Locate all lines in the data below that hold "Blinklicht" and show them.

--- BEGIN ---

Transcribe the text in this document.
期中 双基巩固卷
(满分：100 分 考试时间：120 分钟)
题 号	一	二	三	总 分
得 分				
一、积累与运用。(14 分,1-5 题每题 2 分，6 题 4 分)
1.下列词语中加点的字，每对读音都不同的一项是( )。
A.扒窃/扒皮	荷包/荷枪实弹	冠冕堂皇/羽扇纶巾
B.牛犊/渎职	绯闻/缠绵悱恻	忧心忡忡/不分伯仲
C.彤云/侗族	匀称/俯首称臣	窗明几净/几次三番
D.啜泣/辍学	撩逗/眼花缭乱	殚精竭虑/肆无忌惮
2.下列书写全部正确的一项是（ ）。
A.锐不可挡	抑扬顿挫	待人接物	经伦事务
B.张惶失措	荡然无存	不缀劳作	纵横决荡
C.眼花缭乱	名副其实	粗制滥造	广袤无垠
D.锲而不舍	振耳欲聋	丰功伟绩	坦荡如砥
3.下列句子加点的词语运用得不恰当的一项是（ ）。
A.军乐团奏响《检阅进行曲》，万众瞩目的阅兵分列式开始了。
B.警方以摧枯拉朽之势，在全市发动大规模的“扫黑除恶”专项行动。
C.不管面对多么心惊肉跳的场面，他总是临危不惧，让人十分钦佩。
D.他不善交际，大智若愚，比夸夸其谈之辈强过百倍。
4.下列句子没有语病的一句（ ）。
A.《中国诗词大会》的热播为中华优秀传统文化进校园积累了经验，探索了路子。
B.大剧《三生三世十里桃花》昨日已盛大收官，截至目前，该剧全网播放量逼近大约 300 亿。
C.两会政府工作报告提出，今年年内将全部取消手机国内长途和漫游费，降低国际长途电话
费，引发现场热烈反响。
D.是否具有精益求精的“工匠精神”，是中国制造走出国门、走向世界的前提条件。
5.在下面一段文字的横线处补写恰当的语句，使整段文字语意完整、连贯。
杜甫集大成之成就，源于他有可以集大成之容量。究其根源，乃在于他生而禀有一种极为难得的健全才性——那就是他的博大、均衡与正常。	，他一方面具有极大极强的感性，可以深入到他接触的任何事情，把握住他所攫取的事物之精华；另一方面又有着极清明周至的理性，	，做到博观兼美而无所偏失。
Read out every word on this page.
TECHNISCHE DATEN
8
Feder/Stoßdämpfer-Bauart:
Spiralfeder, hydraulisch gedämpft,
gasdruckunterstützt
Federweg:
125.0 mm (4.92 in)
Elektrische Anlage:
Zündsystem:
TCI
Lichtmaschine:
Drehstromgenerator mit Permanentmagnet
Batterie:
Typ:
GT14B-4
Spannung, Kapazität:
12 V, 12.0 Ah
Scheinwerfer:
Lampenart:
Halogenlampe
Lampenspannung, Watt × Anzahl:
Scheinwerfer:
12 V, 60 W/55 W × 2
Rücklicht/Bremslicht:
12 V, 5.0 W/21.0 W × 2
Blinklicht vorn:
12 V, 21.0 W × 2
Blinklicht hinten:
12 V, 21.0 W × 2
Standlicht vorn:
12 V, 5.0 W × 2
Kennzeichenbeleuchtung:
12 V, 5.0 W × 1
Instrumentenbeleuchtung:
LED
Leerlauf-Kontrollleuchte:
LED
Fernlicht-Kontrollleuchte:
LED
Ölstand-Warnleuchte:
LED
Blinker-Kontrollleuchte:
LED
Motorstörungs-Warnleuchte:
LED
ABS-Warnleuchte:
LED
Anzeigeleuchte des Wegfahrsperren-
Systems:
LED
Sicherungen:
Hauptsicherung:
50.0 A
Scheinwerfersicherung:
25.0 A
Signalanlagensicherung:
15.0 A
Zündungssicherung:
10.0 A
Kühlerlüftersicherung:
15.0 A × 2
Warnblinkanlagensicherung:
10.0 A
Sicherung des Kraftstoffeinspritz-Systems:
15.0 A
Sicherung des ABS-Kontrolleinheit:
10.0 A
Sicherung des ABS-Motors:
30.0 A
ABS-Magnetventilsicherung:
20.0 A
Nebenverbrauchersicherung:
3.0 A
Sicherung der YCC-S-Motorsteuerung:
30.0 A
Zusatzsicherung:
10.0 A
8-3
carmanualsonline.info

--- END ---

* _FINAL RESULT_
Blinklicht vorn:
Blinklicht hinten:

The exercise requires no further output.